* START Exercise material *

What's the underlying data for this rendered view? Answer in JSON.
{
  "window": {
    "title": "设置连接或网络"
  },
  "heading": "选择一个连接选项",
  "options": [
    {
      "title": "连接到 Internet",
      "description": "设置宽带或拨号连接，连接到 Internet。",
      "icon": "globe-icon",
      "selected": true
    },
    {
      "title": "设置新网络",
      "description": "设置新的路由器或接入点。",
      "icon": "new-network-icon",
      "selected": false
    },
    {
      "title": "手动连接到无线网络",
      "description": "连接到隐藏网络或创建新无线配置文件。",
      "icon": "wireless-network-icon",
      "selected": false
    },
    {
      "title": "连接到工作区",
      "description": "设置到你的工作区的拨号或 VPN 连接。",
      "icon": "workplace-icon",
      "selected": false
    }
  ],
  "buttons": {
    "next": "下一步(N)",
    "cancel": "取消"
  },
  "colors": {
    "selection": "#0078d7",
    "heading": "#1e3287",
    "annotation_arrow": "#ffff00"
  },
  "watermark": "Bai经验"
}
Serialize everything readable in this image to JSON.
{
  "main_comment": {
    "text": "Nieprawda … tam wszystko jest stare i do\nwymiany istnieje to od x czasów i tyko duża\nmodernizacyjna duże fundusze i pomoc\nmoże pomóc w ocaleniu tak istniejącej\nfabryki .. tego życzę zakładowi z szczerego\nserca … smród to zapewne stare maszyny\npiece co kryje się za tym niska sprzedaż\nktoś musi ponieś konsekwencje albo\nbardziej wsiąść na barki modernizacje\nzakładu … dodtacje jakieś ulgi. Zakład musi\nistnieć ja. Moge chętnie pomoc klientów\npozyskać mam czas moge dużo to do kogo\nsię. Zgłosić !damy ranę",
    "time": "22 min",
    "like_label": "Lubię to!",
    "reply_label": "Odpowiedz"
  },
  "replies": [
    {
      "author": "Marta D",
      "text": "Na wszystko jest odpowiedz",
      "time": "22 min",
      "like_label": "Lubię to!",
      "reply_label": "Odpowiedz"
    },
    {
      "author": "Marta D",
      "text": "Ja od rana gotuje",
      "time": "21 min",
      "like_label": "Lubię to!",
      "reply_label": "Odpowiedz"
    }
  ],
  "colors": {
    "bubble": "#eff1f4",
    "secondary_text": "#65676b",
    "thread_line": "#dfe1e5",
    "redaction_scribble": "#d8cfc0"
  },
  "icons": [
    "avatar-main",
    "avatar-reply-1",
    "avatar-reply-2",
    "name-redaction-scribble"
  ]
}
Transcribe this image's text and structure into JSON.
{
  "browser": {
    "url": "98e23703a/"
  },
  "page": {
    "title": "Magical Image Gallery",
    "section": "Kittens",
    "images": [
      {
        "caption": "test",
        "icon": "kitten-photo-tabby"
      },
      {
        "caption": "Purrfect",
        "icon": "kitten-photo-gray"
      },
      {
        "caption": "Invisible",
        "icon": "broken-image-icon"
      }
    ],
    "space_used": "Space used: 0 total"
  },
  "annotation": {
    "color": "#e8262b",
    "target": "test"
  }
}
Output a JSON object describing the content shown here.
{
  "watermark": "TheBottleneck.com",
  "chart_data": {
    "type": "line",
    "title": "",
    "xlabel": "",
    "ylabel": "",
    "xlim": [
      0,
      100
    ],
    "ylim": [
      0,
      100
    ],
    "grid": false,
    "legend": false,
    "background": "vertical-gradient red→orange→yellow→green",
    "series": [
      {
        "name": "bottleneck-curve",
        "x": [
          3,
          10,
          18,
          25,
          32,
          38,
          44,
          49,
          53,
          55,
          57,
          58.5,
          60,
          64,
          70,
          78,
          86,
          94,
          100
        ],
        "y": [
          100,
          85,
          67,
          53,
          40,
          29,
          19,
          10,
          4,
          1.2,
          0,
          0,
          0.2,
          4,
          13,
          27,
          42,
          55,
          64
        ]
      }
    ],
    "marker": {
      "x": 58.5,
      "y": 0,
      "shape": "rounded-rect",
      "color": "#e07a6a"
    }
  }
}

* END Exercise material *

| What to work on |
Of the lines above, copy each that contains "network".

| Expected answer |
      "icon": "new-network-icon",
      "icon": "wireless-network-icon",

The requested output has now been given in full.